• _OBJECTIVE_: Quote the records word for word, beginning at the line that contains "Patent image size: (389, 475)." and continuing through the final line of the records.

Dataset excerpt
============
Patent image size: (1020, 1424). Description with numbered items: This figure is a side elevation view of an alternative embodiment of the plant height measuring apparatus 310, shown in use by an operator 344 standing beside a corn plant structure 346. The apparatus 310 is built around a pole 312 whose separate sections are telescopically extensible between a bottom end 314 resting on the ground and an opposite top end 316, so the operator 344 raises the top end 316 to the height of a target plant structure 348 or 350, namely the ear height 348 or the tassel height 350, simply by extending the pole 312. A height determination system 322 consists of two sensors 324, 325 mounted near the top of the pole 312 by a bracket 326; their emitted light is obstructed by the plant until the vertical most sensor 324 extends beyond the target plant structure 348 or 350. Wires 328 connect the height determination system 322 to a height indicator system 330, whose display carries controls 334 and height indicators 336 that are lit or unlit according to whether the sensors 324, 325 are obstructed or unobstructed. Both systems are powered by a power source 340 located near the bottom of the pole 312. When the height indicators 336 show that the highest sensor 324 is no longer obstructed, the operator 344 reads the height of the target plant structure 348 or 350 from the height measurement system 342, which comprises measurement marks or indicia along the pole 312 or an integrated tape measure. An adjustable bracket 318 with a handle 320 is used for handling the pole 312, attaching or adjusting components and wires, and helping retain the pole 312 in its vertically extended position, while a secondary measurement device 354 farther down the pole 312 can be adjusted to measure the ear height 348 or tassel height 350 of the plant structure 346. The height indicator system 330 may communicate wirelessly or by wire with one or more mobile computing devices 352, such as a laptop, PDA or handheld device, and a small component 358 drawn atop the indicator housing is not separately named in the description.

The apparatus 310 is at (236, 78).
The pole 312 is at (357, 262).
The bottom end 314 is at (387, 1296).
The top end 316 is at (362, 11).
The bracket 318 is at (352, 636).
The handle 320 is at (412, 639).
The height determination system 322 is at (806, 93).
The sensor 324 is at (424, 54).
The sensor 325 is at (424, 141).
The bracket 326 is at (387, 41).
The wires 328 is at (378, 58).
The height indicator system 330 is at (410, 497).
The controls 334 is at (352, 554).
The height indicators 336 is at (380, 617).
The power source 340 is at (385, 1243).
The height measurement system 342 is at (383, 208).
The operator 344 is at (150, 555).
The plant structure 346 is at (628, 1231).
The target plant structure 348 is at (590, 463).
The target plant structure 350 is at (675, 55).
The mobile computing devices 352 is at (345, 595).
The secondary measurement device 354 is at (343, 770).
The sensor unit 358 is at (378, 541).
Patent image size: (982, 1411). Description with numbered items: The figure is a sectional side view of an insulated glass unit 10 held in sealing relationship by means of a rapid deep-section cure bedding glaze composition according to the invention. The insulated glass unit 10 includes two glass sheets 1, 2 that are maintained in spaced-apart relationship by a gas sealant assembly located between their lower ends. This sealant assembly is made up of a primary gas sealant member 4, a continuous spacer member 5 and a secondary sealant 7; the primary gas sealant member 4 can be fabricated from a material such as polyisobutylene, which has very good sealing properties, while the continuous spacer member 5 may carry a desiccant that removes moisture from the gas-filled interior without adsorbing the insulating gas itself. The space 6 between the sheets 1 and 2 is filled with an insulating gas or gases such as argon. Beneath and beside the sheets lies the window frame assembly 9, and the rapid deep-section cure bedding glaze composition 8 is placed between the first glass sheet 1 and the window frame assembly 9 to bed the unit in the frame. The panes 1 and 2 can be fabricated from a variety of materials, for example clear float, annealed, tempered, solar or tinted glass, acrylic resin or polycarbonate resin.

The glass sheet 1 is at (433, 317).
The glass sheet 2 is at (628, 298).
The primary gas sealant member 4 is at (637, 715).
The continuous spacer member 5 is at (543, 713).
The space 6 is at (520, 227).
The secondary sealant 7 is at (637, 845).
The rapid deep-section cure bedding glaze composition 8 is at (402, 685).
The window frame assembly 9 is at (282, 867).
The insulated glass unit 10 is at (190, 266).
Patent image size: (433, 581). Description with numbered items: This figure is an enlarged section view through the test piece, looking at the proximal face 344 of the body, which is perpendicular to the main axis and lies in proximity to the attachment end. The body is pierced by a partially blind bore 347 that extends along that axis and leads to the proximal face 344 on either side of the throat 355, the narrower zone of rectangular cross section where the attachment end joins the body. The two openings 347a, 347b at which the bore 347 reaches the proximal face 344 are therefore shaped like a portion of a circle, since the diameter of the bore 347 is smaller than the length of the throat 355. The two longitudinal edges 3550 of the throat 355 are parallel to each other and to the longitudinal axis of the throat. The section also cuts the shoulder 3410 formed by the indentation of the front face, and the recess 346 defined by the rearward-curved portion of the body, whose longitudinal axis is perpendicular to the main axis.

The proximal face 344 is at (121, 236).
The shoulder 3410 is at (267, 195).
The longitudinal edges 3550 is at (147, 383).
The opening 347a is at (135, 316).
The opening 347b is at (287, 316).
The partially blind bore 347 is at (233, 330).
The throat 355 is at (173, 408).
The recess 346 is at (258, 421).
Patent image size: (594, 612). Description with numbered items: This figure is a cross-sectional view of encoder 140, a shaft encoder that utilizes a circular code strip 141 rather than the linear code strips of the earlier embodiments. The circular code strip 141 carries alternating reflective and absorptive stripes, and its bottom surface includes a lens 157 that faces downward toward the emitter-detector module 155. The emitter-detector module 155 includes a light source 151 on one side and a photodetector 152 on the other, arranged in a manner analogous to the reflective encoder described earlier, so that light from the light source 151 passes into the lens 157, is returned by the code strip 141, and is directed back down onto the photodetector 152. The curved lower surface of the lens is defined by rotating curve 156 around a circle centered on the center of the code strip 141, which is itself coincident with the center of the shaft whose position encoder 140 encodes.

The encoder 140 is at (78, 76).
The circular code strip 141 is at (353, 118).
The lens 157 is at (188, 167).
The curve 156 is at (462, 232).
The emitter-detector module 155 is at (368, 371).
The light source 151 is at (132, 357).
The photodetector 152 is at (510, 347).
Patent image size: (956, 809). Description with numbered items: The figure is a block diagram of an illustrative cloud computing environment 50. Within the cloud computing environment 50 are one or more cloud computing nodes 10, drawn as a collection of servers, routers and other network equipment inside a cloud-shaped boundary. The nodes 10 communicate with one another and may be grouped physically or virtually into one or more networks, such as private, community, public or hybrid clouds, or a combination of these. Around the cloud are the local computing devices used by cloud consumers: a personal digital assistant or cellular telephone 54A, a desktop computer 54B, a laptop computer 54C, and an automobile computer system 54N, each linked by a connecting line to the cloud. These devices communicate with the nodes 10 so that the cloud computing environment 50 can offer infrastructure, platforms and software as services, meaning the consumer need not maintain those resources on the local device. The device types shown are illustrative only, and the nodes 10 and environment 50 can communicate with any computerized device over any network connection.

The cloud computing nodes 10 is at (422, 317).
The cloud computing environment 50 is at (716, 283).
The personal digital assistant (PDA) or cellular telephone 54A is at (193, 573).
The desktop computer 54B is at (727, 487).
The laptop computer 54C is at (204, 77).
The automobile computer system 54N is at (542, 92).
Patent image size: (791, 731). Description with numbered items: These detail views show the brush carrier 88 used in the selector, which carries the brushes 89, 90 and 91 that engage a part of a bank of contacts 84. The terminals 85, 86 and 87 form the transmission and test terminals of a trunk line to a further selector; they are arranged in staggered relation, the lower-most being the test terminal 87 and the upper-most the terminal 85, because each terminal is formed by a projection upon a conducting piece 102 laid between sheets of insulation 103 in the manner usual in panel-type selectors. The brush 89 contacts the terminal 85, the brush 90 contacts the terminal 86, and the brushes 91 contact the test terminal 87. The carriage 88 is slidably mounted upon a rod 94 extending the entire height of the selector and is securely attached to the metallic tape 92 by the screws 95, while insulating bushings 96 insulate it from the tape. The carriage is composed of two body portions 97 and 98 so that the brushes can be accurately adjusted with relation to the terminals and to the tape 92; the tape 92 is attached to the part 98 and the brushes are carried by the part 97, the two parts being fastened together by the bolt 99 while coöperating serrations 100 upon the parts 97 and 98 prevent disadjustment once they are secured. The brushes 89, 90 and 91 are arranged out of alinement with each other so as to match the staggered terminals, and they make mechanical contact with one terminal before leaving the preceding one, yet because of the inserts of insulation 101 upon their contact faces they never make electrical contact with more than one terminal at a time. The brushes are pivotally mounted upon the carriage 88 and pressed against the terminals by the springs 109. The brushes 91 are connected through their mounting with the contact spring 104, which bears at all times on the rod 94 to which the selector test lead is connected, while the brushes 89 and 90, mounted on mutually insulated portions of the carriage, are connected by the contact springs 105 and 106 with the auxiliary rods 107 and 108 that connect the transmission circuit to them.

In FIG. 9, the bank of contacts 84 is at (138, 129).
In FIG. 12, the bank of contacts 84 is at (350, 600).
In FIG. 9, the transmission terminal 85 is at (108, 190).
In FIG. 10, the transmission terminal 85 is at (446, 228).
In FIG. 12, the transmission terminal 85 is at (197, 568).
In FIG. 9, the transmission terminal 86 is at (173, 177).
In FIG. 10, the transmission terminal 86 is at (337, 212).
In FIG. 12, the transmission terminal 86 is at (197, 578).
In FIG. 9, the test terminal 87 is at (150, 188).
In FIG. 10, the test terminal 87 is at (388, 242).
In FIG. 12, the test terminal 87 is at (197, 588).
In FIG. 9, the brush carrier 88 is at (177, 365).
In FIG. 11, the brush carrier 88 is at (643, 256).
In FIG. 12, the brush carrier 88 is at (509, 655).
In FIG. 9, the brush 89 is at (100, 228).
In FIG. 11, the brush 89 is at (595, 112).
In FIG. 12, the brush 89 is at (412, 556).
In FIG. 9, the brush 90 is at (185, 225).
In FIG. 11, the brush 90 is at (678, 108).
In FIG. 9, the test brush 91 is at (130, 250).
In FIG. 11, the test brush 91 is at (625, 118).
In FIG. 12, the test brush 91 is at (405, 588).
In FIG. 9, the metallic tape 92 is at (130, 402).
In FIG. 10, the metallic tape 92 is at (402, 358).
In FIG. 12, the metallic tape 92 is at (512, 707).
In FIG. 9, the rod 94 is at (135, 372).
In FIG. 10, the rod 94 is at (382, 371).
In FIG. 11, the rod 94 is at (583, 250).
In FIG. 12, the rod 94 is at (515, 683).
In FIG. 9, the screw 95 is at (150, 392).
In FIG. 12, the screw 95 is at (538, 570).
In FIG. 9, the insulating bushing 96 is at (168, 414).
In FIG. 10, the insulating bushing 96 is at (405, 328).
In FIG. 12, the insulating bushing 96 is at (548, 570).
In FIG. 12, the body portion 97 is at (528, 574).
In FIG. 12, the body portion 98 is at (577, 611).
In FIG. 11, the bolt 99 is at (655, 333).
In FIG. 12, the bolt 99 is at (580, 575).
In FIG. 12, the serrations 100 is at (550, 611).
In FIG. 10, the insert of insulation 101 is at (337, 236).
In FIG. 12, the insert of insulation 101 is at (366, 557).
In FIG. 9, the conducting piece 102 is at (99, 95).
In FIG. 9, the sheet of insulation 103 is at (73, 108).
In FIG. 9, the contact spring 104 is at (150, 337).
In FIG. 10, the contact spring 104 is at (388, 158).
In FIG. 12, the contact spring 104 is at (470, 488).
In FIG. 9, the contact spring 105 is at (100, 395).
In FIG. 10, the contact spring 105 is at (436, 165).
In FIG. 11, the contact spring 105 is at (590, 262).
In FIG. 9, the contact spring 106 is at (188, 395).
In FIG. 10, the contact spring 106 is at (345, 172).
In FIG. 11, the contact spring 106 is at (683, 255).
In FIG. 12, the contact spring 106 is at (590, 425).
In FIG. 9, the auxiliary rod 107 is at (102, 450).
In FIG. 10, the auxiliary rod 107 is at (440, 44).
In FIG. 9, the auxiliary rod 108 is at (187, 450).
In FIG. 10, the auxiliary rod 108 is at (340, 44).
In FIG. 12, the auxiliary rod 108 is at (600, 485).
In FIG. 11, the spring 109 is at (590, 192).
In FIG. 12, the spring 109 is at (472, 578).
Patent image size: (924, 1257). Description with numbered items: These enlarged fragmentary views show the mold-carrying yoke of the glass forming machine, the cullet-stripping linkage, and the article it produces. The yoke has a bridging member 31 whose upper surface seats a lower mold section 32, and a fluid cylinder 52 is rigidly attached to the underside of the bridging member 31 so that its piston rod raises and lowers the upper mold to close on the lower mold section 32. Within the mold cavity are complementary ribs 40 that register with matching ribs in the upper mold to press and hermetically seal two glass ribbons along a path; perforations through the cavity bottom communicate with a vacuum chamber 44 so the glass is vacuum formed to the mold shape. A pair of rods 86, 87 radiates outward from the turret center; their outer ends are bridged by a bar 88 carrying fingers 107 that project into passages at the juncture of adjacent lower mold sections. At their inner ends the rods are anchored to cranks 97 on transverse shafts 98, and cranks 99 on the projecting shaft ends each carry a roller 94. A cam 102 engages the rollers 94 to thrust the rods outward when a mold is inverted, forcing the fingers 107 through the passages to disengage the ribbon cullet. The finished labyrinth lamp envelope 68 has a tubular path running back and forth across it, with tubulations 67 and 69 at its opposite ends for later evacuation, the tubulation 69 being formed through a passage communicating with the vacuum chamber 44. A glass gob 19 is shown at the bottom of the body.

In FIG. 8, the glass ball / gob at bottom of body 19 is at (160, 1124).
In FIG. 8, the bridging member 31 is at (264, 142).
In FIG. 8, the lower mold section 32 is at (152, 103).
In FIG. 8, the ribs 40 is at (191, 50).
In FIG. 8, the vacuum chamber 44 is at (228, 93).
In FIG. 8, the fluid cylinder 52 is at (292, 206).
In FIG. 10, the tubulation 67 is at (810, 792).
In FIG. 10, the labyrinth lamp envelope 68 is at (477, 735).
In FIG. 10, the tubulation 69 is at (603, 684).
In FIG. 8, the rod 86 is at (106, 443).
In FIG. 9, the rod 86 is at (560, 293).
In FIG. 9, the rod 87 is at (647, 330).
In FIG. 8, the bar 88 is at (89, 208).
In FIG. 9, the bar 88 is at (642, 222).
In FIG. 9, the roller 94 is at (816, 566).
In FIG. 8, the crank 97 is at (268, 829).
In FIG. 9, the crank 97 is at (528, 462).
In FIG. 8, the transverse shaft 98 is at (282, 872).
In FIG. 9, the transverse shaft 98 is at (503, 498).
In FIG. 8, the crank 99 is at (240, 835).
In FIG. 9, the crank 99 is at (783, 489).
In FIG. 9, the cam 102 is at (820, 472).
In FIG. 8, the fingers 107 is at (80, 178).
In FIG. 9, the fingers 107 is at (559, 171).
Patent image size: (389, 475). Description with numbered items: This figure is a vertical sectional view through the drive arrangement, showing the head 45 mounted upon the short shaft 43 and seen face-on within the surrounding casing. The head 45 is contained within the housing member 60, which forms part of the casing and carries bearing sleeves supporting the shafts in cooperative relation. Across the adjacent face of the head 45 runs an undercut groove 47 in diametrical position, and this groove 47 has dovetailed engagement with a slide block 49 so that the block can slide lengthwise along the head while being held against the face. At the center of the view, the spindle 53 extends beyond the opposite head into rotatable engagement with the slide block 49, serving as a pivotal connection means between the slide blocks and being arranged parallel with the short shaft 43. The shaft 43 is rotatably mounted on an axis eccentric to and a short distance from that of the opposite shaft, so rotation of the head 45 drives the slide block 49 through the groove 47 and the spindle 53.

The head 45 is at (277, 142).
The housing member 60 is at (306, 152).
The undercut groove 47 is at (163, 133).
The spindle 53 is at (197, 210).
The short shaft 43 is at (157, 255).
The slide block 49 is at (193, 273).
============
• _EXERCISE ANSWER_:
Patent image size: (389, 475). Description with numbered items: This figure is a vertical sectional view through the drive arrangement, showing the head 45 mounted upon the short shaft 43 and seen face-on within the surrounding casing. The head 45 is contained within the housing member 60, which forms part of the casing and carries bearing sleeves supporting the shafts in cooperative relation. Across the adjacent face of the head 45 runs an undercut groove 47 in diametrical position, and this groove 47 has dovetailed engagement with a slide block 49 so that the block can slide lengthwise along the head while being held against the face. At the center of the view, the spindle 53 extends beyond the opposite head into rotatable engagement with the slide block 49, serving as a pivotal connection means between the slide blocks and being arranged parallel with the short shaft 43. The shaft 43 is rotatably mounted on an axis eccentric to and a short distance from that of the opposite shaft, so rotation of the head 45 drives the slide block 49 through the groove 47 and the spindle 53.

The head 45 is at (277, 142).
The housing member 60 is at (306, 152).
The undercut groove 47 is at (163, 133).
The spindle 53 is at (197, 210).
The short shaft 43 is at (157, 255).
The slide block 49 is at (193, 273).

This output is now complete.